## [Entries from a dataset]

_ _ _

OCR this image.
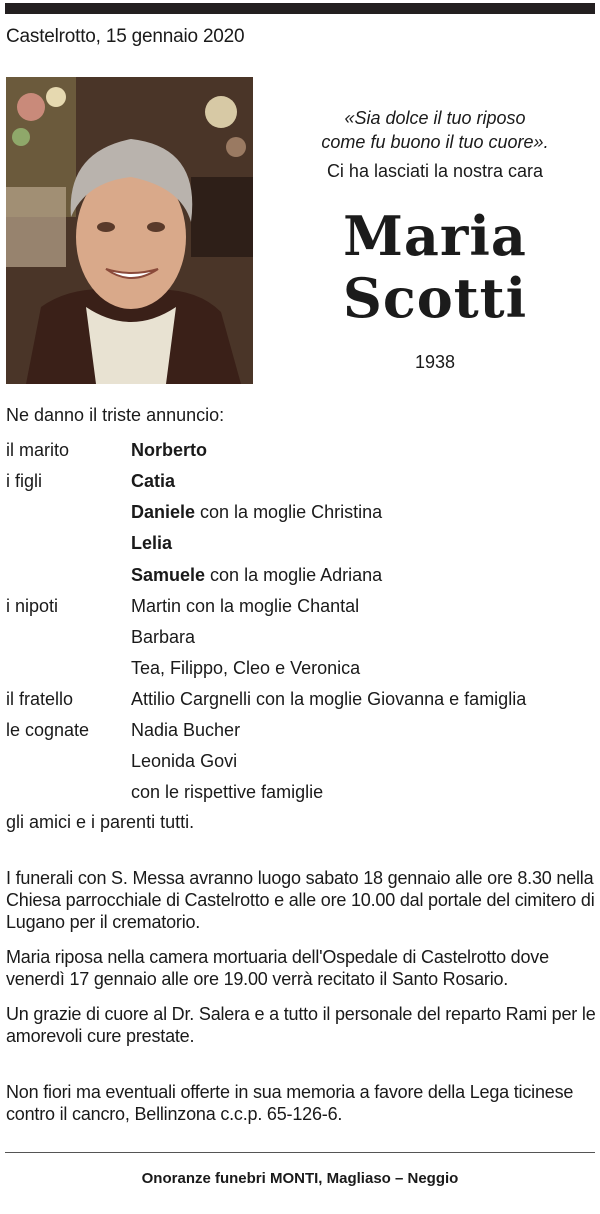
Castelrotto, 15 gennaio 2020
«Sia dolce il tuo riposo
come fu buono il tuo cuore».
Ci ha lasciati la nostra cara
Maria
Scotti
1938
Ne danno il triste annuncio:
il marito	Norberto
i figli	Catia
Daniele con la moglie Christina
Lelia
Samuele con la moglie Adriana
i nipoti	Martin con la moglie Chantal
Barbara
Tea, Filippo, Cleo e Veronica
il fratello	Attilio Cargnelli con la moglie Giovanna e famiglia
le cognate Nadia Bucher
Leonida Govi
con le rispettive famiglie
gli amici e i parenti tutti.
I funerali con S. Messa avranno luogo sabato 18 gennaio alle ore 8.30 nella Chiesa parrocchiale di Castelrotto e alle ore 10.00 dal portale del cimitero di Lugano per il crematorio.
Maria riposa nella camera mortuaria dell'Ospedale di Castelrotto dove venerdì 17 gennaio alle ore 19.00 verrà recitato il Santo Rosario.
Un grazie di cuore al Dr. Salera e a tutto il personale del reparto Rami per le amorevoli cure prestate.
Non fiori ma eventuali offerte in sua memoria a favore della Lega ticinese contro il cancro, Bellinzona c.c.p. 65-126-6.
Onoranze funebri MONTI, Magliaso – Neggio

_ _ _

Except for the pictures, give all the material above again verbatim.

## [RESULT OF THIS TASK]
OCR this image.
Castelrotto, 15 gennaio 2020
«Sia dolce il tuo riposo
come fu buono il tuo cuore».
Ci ha lasciati la nostra cara
Maria
Scotti
1938
Ne danno il triste annuncio:
il marito	Norberto
i figli	Catia
Daniele con la moglie Christina
Lelia
Samuele con la moglie Adriana
i nipoti	Martin con la moglie Chantal
Barbara
Tea, Filippo, Cleo e Veronica
il fratello	Attilio Cargnelli con la moglie Giovanna e famiglia
le cognate Nadia Bucher
Leonida Govi
con le rispettive famiglie
gli amici e i parenti tutti.
I funerali con S. Messa avranno luogo sabato 18 gennaio alle ore 8.30 nella Chiesa parrocchiale di Castelrotto e alle ore 10.00 dal portale del cimitero di Lugano per il crematorio.
Maria riposa nella camera mortuaria dell'Ospedale di Castelrotto dove venerdì 17 gennaio alle ore 19.00 verrà recitato il Santo Rosario.
Un grazie di cuore al Dr. Salera e a tutto il personale del reparto Rami per le amorevoli cure prestate.
Non fiori ma eventuali offerte in sua memoria a favore della Lega ticinese contro il cancro, Bellinzona c.c.p. 65-126-6.
Onoranze funebri MONTI, Magliaso – Neggio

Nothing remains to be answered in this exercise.